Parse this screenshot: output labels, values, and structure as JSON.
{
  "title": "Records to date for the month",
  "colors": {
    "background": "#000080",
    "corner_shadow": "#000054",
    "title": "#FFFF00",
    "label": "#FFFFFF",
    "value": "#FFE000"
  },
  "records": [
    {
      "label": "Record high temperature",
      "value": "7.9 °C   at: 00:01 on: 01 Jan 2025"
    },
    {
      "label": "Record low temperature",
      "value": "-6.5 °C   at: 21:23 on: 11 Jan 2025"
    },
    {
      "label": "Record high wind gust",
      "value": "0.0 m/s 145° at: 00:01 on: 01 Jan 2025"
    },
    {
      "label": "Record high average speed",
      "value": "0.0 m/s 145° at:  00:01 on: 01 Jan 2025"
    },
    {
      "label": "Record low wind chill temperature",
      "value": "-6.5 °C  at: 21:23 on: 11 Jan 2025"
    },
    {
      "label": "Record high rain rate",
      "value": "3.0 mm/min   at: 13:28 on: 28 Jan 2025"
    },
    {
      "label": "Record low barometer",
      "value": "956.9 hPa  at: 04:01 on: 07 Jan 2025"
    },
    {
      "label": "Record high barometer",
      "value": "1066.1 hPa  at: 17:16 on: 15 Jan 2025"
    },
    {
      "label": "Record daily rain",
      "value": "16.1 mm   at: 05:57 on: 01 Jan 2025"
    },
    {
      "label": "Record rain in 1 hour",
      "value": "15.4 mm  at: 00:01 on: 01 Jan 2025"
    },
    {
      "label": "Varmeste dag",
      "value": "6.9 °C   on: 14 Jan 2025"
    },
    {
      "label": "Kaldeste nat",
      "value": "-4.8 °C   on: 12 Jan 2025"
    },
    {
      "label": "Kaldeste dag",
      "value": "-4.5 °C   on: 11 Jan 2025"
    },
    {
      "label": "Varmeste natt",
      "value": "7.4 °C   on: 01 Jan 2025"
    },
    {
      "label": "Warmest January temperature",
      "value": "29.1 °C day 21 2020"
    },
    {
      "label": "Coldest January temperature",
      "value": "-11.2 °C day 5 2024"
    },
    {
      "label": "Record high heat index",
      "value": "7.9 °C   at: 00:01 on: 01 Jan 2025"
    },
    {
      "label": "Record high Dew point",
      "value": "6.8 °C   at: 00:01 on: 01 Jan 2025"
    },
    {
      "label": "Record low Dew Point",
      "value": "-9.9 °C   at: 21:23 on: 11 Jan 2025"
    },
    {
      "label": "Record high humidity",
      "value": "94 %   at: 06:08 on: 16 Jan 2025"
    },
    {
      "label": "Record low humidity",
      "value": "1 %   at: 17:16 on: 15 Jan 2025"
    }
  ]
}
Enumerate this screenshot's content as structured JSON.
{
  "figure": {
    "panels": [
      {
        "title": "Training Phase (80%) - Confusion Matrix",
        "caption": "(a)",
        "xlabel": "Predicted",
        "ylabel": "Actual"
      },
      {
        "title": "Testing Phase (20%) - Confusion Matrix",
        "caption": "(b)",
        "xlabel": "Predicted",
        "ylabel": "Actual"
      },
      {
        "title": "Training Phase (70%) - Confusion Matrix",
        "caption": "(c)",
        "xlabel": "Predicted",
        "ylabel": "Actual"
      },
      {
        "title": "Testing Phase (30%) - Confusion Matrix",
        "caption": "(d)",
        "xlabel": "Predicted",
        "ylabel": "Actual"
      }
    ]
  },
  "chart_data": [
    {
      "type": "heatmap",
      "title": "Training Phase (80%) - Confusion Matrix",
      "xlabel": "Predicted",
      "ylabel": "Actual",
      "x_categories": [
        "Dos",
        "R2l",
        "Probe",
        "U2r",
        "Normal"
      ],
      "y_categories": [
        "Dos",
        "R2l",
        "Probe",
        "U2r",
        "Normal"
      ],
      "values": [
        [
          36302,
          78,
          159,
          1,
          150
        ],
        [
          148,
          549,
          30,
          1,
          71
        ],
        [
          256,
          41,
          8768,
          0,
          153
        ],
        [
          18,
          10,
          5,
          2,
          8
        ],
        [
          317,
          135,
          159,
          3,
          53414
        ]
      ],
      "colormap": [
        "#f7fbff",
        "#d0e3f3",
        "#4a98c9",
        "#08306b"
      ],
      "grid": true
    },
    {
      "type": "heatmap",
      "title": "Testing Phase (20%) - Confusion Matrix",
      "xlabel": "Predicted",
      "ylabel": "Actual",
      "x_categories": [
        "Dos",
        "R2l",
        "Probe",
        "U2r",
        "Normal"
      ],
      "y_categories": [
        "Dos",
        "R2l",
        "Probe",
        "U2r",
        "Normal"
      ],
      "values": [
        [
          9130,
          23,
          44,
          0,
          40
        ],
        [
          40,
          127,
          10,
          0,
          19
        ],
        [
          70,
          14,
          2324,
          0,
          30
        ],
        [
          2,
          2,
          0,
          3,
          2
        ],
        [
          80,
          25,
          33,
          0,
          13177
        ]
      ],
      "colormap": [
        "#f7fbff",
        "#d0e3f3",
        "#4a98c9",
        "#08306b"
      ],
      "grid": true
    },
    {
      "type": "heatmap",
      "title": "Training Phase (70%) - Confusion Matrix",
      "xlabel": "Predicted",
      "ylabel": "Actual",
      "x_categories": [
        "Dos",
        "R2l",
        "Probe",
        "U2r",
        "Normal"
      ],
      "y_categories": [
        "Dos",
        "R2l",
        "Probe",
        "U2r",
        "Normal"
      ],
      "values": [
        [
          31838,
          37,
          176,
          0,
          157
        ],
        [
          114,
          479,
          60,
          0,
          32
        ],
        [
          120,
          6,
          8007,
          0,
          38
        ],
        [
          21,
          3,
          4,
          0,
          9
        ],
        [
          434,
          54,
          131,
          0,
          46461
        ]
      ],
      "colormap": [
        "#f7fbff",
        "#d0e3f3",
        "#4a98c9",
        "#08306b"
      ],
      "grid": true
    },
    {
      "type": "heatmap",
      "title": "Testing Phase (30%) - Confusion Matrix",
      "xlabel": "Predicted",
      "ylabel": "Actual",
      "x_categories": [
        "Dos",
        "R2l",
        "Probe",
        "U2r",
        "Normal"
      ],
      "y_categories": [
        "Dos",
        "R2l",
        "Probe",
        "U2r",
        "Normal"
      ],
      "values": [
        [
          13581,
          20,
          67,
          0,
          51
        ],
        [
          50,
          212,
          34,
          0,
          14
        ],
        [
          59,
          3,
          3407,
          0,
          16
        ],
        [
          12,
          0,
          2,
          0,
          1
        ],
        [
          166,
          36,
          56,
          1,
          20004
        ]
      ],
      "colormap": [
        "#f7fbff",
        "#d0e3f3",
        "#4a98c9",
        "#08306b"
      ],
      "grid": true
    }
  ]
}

=======

:: TO BE DONE ::
Pick out every line holding the string "January" and return it.

:: ANSWER TO THIS PROBLEM ::
      "label": "Warmest January temperature",
      "label": "Coldest January temperature",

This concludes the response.